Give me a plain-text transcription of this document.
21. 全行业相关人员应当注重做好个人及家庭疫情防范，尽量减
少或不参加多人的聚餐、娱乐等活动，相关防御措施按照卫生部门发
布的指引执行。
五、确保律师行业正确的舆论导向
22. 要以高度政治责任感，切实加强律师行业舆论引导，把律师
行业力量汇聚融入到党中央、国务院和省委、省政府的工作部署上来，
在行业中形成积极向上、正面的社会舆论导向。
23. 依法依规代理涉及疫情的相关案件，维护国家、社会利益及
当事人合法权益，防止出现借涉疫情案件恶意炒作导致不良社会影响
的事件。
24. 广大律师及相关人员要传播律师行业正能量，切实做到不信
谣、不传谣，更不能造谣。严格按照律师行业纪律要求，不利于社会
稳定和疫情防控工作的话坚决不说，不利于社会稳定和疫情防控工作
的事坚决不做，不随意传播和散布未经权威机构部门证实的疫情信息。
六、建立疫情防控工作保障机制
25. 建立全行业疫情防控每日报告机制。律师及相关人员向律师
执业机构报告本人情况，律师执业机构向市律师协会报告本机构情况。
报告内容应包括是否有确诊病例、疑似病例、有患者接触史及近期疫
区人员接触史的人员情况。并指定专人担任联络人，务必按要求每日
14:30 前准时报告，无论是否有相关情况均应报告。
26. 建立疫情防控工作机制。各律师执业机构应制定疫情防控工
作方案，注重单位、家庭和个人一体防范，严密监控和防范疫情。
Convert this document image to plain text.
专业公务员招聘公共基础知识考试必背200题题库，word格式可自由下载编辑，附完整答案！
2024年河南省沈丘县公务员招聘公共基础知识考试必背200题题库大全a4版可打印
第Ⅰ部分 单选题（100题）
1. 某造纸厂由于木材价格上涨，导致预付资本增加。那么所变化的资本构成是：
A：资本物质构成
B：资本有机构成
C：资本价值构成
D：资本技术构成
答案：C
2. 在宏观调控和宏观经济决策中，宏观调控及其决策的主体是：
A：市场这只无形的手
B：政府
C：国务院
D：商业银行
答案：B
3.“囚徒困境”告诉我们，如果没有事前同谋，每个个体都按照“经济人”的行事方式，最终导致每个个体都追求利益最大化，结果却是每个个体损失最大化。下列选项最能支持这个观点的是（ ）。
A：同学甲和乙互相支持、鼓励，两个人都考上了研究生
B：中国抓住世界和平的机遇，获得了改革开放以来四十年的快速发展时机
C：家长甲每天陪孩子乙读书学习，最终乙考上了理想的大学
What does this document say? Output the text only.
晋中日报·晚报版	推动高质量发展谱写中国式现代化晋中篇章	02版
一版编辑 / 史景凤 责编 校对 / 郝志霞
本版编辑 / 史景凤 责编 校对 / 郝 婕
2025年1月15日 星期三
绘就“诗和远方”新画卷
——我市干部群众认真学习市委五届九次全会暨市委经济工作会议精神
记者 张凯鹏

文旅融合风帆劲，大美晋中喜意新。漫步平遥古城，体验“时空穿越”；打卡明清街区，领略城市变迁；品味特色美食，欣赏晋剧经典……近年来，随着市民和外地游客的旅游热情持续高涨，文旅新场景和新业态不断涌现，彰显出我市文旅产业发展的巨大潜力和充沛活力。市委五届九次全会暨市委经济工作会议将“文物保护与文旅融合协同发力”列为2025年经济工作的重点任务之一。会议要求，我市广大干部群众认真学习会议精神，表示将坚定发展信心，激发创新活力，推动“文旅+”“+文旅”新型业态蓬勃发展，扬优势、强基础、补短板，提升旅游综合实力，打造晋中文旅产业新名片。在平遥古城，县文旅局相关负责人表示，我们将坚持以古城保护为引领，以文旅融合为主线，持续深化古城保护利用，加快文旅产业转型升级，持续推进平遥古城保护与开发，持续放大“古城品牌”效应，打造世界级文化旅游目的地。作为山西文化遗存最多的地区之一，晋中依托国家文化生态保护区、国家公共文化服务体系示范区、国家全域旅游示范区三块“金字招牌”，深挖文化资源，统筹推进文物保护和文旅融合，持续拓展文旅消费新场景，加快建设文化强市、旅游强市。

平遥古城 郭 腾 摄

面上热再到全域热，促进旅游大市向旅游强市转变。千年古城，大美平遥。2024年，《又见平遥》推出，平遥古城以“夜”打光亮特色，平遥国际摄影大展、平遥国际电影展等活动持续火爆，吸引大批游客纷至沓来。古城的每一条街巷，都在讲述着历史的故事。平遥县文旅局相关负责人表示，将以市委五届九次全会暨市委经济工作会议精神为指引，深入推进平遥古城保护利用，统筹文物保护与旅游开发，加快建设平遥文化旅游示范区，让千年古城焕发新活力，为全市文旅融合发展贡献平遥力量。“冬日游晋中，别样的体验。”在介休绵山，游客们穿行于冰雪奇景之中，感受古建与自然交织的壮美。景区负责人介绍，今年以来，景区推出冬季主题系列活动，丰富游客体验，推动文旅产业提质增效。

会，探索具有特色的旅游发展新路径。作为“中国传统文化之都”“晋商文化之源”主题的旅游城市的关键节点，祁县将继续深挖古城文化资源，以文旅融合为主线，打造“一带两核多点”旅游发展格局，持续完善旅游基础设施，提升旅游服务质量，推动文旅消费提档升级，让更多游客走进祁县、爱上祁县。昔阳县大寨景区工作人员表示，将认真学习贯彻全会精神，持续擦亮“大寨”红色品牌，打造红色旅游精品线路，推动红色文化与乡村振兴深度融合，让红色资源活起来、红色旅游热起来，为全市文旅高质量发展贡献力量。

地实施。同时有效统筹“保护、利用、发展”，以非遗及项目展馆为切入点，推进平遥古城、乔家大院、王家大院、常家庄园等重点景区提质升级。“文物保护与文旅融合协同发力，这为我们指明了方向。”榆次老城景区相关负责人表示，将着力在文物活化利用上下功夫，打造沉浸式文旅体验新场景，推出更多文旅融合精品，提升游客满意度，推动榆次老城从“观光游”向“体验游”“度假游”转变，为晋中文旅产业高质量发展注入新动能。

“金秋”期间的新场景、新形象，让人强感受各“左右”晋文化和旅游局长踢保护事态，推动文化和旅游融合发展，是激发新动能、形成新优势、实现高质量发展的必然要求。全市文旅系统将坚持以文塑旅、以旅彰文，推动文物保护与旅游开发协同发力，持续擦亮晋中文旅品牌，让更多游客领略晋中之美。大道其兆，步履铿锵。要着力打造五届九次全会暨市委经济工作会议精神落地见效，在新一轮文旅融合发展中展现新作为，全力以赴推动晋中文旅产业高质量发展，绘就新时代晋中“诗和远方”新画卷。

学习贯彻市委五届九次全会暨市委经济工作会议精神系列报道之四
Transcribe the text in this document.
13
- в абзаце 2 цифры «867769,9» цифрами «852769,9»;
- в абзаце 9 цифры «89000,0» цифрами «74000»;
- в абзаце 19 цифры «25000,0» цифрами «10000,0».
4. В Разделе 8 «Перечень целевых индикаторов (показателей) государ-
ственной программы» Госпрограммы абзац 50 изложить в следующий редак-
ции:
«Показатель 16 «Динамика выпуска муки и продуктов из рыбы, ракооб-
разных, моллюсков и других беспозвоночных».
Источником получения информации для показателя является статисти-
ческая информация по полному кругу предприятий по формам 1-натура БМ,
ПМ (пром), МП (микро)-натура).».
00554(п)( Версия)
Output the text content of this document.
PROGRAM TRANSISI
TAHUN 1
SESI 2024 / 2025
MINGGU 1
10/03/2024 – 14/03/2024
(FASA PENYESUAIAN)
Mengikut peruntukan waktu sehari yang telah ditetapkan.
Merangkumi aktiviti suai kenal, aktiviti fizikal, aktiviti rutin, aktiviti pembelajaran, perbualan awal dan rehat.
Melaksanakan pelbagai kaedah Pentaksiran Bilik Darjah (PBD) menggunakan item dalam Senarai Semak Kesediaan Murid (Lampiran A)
....
**What is needed**
Each line of the material above needs to be quoted exactly, please.

**Exercise solution**
Give me a plain-text transcription of this document.
21. 全行业相关人员应当注重做好个人及家庭疫情防范，尽量减
少或不参加多人的聚餐、娱乐等活动，相关防御措施按照卫生部门发
布的指引执行。
五、确保律师行业正确的舆论导向
22. 要以高度政治责任感，切实加强律师行业舆论引导，把律师
行业力量汇聚融入到党中央、国务院和省委、省政府的工作部署上来，
在行业中形成积极向上、正面的社会舆论导向。
23. 依法依规代理涉及疫情的相关案件，维护国家、社会利益及
当事人合法权益，防止出现借涉疫情案件恶意炒作导致不良社会影响
的事件。
24. 广大律师及相关人员要传播律师行业正能量，切实做到不信
谣、不传谣，更不能造谣。严格按照律师行业纪律要求，不利于社会
稳定和疫情防控工作的话坚决不说，不利于社会稳定和疫情防控工作
的事坚决不做，不随意传播和散布未经权威机构部门证实的疫情信息。
六、建立疫情防控工作保障机制
25. 建立全行业疫情防控每日报告机制。律师及相关人员向律师
执业机构报告本人情况，律师执业机构向市律师协会报告本机构情况。
报告内容应包括是否有确诊病例、疑似病例、有患者接触史及近期疫
区人员接触史的人员情况。并指定专人担任联络人，务必按要求每日
14:30 前准时报告，无论是否有相关情况均应报告。
26. 建立疫情防控工作机制。各律师执业机构应制定疫情防控工
作方案，注重单位、家庭和个人一体防范，严密监控和防范疫情。
Convert this document image to plain text.
专业公务员招聘公共基础知识考试必背200题题库，word格式可自由下载编辑，附完整答案！
2024年河南省沈丘县公务员招聘公共基础知识考试必背200题题库大全a4版可打印
第Ⅰ部分 单选题（100题）
1. 某造纸厂由于木材价格上涨，导致预付资本增加。那么所变化的资本构成是：
A：资本物质构成
B：资本有机构成
C：资本价值构成
D：资本技术构成
答案：C
2. 在宏观调控和宏观经济决策中，宏观调控及其决策的主体是：
A：市场这只无形的手
B：政府
C：国务院
D：商业银行
答案：B
3.“囚徒困境”告诉我们，如果没有事前同谋，每个个体都按照“经济人”的行事方式，最终导致每个个体都追求利益最大化，结果却是每个个体损失最大化。下列选项最能支持这个观点的是（ ）。
A：同学甲和乙互相支持、鼓励，两个人都考上了研究生
B：中国抓住世界和平的机遇，获得了改革开放以来四十年的快速发展时机
C：家长甲每天陪孩子乙读书学习，最终乙考上了理想的大学
What does this document say? Output the text only.
晋中日报·晚报版	推动高质量发展谱写中国式现代化晋中篇章	02版
一版编辑 / 史景凤 责编 校对 / 郝志霞
本版编辑 / 史景凤 责编 校对 / 郝 婕
2025年1月15日 星期三
绘就“诗和远方”新画卷
——我市干部群众认真学习市委五届九次全会暨市委经济工作会议精神
记者 张凯鹏

文旅融合风帆劲，大美晋中喜意新。漫步平遥古城，体验“时空穿越”；打卡明清街区，领略城市变迁；品味特色美食，欣赏晋剧经典……近年来，随着市民和外地游客的旅游热情持续高涨，文旅新场景和新业态不断涌现，彰显出我市文旅产业发展的巨大潜力和充沛活力。市委五届九次全会暨市委经济工作会议将“文物保护与文旅融合协同发力”列为2025年经济工作的重点任务之一。会议要求，我市广大干部群众认真学习会议精神，表示将坚定发展信心，激发创新活力，推动“文旅+”“+文旅”新型业态蓬勃发展，扬优势、强基础、补短板，提升旅游综合实力，打造晋中文旅产业新名片。在平遥古城，县文旅局相关负责人表示，我们将坚持以古城保护为引领，以文旅融合为主线，持续深化古城保护利用，加快文旅产业转型升级，持续推进平遥古城保护与开发，持续放大“古城品牌”效应，打造世界级文化旅游目的地。作为山西文化遗存最多的地区之一，晋中依托国家文化生态保护区、国家公共文化服务体系示范区、国家全域旅游示范区三块“金字招牌”，深挖文化资源，统筹推进文物保护和文旅融合，持续拓展文旅消费新场景，加快建设文化强市、旅游强市。

平遥古城 郭 腾 摄

面上热再到全域热，促进旅游大市向旅游强市转变。千年古城，大美平遥。2024年，《又见平遥》推出，平遥古城以“夜”打光亮特色，平遥国际摄影大展、平遥国际电影展等活动持续火爆，吸引大批游客纷至沓来。古城的每一条街巷，都在讲述着历史的故事。平遥县文旅局相关负责人表示，将以市委五届九次全会暨市委经济工作会议精神为指引，深入推进平遥古城保护利用，统筹文物保护与旅游开发，加快建设平遥文化旅游示范区，让千年古城焕发新活力，为全市文旅融合发展贡献平遥力量。“冬日游晋中，别样的体验。”在介休绵山，游客们穿行于冰雪奇景之中，感受古建与自然交织的壮美。景区负责人介绍，今年以来，景区推出冬季主题系列活动，丰富游客体验，推动文旅产业提质增效。

会，探索具有特色的旅游发展新路径。作为“中国传统文化之都”“晋商文化之源”主题的旅游城市的关键节点，祁县将继续深挖古城文化资源，以文旅融合为主线，打造“一带两核多点”旅游发展格局，持续完善旅游基础设施，提升旅游服务质量，推动文旅消费提档升级，让更多游客走进祁县、爱上祁县。昔阳县大寨景区工作人员表示，将认真学习贯彻全会精神，持续擦亮“大寨”红色品牌，打造红色旅游精品线路，推动红色文化与乡村振兴深度融合，让红色资源活起来、红色旅游热起来，为全市文旅高质量发展贡献力量。

地实施。同时有效统筹“保护、利用、发展”，以非遗及项目展馆为切入点，推进平遥古城、乔家大院、王家大院、常家庄园等重点景区提质升级。“文物保护与文旅融合协同发力，这为我们指明了方向。”榆次老城景区相关负责人表示，将着力在文物活化利用上下功夫，打造沉浸式文旅体验新场景，推出更多文旅融合精品，提升游客满意度，推动榆次老城从“观光游”向“体验游”“度假游”转变，为晋中文旅产业高质量发展注入新动能。

“金秋”期间的新场景、新形象，让人强感受各“左右”晋文化和旅游局长踢保护事态，推动文化和旅游融合发展，是激发新动能、形成新优势、实现高质量发展的必然要求。全市文旅系统将坚持以文塑旅、以旅彰文，推动文物保护与旅游开发协同发力，持续擦亮晋中文旅品牌，让更多游客领略晋中之美。大道其兆，步履铿锵。要着力打造五届九次全会暨市委经济工作会议精神落地见效，在新一轮文旅融合发展中展现新作为，全力以赴推动晋中文旅产业高质量发展，绘就新时代晋中“诗和远方”新画卷。

学习贯彻市委五届九次全会暨市委经济工作会议精神系列报道之四
Transcribe the text in this document.
13
- в абзаце 2 цифры «867769,9» цифрами «852769,9»;
- в абзаце 9 цифры «89000,0» цифрами «74000»;
- в абзаце 19 цифры «25000,0» цифрами «10000,0».
4. В Разделе 8 «Перечень целевых индикаторов (показателей) государ-
ственной программы» Госпрограммы абзац 50 изложить в следующий редак-
ции:
«Показатель 16 «Динамика выпуска муки и продуктов из рыбы, ракооб-
разных, моллюсков и других беспозвоночных».
Источником получения информации для показателя является статисти-
ческая информация по полному кругу предприятий по формам 1-натура БМ,
ПМ (пром), МП (микро)-натура).».
00554(п)( Версия)
Output the text content of this document.
PROGRAM TRANSISI
TAHUN 1
SESI 2024 / 2025
MINGGU 1
10/03/2024 – 14/03/2024
(FASA PENYESUAIAN)
Mengikut peruntukan waktu sehari yang telah ditetapkan.
Merangkumi aktiviti suai kenal, aktiviti fizikal, aktiviti rutin, aktiviti pembelajaran, perbualan awal dan rehat.
Melaksanakan pelbagai kaedah Pentaksiran Bilik Darjah (PBD) menggunakan item dalam Senarai Semak Kesediaan Murid (Lampiran A)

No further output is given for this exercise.